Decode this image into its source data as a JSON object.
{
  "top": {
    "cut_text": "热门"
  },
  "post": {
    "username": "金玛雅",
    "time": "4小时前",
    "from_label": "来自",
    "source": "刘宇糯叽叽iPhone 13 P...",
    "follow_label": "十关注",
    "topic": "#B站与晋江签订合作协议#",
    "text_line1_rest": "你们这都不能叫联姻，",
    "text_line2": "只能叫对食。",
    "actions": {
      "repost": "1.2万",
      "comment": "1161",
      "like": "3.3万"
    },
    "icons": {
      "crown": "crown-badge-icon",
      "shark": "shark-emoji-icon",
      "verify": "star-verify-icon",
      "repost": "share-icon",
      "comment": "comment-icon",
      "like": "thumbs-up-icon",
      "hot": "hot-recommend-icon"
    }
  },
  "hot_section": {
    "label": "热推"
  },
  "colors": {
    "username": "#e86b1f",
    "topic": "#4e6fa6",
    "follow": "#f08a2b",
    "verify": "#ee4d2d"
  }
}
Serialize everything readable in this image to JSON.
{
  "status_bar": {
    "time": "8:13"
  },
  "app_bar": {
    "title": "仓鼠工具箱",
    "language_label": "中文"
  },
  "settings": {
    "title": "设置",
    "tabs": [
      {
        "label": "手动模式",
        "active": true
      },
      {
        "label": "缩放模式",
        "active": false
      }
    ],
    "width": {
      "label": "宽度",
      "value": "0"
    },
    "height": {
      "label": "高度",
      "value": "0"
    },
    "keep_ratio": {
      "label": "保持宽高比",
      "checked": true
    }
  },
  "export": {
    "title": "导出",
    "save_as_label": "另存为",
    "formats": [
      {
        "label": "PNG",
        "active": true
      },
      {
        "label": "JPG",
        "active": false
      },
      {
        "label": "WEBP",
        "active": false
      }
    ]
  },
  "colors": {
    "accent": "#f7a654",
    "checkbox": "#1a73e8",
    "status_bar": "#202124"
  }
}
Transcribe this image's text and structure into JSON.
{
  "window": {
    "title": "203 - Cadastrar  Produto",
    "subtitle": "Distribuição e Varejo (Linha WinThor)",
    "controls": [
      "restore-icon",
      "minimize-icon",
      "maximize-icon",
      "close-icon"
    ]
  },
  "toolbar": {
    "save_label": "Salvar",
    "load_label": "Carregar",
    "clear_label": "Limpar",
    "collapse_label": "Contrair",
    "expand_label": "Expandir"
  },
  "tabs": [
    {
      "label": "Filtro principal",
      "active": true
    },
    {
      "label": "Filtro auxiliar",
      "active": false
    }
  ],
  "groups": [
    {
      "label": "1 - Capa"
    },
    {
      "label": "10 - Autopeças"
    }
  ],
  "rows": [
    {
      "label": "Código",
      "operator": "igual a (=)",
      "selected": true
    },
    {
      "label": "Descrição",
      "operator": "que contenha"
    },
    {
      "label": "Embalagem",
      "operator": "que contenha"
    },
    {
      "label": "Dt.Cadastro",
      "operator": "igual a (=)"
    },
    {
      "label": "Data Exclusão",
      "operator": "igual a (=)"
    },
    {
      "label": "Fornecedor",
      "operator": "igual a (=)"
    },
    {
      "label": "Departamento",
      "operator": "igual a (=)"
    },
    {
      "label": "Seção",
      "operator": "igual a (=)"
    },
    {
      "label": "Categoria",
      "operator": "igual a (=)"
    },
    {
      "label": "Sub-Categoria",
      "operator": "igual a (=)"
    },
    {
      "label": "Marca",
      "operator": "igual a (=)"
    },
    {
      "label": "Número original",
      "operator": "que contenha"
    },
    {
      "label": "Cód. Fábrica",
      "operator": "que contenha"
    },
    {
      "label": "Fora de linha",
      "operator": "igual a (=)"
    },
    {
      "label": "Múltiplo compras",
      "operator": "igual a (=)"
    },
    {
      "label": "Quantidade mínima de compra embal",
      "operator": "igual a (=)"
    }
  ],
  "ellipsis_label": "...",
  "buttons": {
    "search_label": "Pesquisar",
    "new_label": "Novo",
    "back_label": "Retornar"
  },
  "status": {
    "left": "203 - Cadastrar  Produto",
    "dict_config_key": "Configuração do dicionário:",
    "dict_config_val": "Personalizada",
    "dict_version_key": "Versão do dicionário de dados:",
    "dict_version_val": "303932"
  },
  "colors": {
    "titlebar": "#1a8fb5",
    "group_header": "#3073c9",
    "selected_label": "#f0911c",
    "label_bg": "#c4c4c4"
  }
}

#### [TASK PROMPT]
Exactly reproduce every line of the data above.

#### [FINAL RESULT]
Decode this image into its source data as a JSON object.
{
  "top": {
    "cut_text": "热门"
  },
  "post": {
    "username": "金玛雅",
    "time": "4小时前",
    "from_label": "来自",
    "source": "刘宇糯叽叽iPhone 13 P...",
    "follow_label": "十关注",
    "topic": "#B站与晋江签订合作协议#",
    "text_line1_rest": "你们这都不能叫联姻，",
    "text_line2": "只能叫对食。",
    "actions": {
      "repost": "1.2万",
      "comment": "1161",
      "like": "3.3万"
    },
    "icons": {
      "crown": "crown-badge-icon",
      "shark": "shark-emoji-icon",
      "verify": "star-verify-icon",
      "repost": "share-icon",
      "comment": "comment-icon",
      "like": "thumbs-up-icon",
      "hot": "hot-recommend-icon"
    }
  },
  "hot_section": {
    "label": "热推"
  },
  "colors": {
    "username": "#e86b1f",
    "topic": "#4e6fa6",
    "follow": "#f08a2b",
    "verify": "#ee4d2d"
  }
}
Serialize everything readable in this image to JSON.
{
  "status_bar": {
    "time": "8:13"
  },
  "app_bar": {
    "title": "仓鼠工具箱",
    "language_label": "中文"
  },
  "settings": {
    "title": "设置",
    "tabs": [
      {
        "label": "手动模式",
        "active": true
      },
      {
        "label": "缩放模式",
        "active": false
      }
    ],
    "width": {
      "label": "宽度",
      "value": "0"
    },
    "height": {
      "label": "高度",
      "value": "0"
    },
    "keep_ratio": {
      "label": "保持宽高比",
      "checked": true
    }
  },
  "export": {
    "title": "导出",
    "save_as_label": "另存为",
    "formats": [
      {
        "label": "PNG",
        "active": true
      },
      {
        "label": "JPG",
        "active": false
      },
      {
        "label": "WEBP",
        "active": false
      }
    ]
  },
  "colors": {
    "accent": "#f7a654",
    "checkbox": "#1a73e8",
    "status_bar": "#202124"
  }
}
Transcribe this image's text and structure into JSON.
{
  "window": {
    "title": "203 - Cadastrar  Produto",
    "subtitle": "Distribuição e Varejo (Linha WinThor)",
    "controls": [
      "restore-icon",
      "minimize-icon",
      "maximize-icon",
      "close-icon"
    ]
  },
  "toolbar": {
    "save_label": "Salvar",
    "load_label": "Carregar",
    "clear_label": "Limpar",
    "collapse_label": "Contrair",
    "expand_label": "Expandir"
  },
  "tabs": [
    {
      "label": "Filtro principal",
      "active": true
    },
    {
      "label": "Filtro auxiliar",
      "active": false
    }
  ],
  "groups": [
    {
      "label": "1 - Capa"
    },
    {
      "label": "10 - Autopeças"
    }
  ],
  "rows": [
    {
      "label": "Código",
      "operator": "igual a (=)",
      "selected": true
    },
    {
      "label": "Descrição",
      "operator": "que contenha"
    },
    {
      "label": "Embalagem",
      "operator": "que contenha"
    },
    {
      "label": "Dt.Cadastro",
      "operator": "igual a (=)"
    },
    {
      "label": "Data Exclusão",
      "operator": "igual a (=)"
    },
    {
      "label": "Fornecedor",
      "operator": "igual a (=)"
    },
    {
      "label": "Departamento",
      "operator": "igual a (=)"
    },
    {
      "label": "Seção",
      "operator": "igual a (=)"
    },
    {
      "label": "Categoria",
      "operator": "igual a (=)"
    },
    {
      "label": "Sub-Categoria",
      "operator": "igual a (=)"
    },
    {
      "label": "Marca",
      "operator": "igual a (=)"
    },
    {
      "label": "Número original",
      "operator": "que contenha"
    },
    {
      "label": "Cód. Fábrica",
      "operator": "que contenha"
    },
    {
      "label": "Fora de linha",
      "operator": "igual a (=)"
    },
    {
      "label": "Múltiplo compras",
      "operator": "igual a (=)"
    },
    {
      "label": "Quantidade mínima de compra embal",
      "operator": "igual a (=)"
    }
  ],
  "ellipsis_label": "...",
  "buttons": {
    "search_label": "Pesquisar",
    "new_label": "Novo",
    "back_label": "Retornar"
  },
  "status": {
    "left": "203 - Cadastrar  Produto",
    "dict_config_key": "Configuração do dicionário:",
    "dict_config_val": "Personalizada",
    "dict_version_key": "Versão do dicionário de dados:",
    "dict_version_val": "303932"
  },
  "colors": {
    "titlebar": "#1a8fb5",
    "group_header": "#3073c9",
    "selected_label": "#f0911c",
    "label_bg": "#c4c4c4"
  }
}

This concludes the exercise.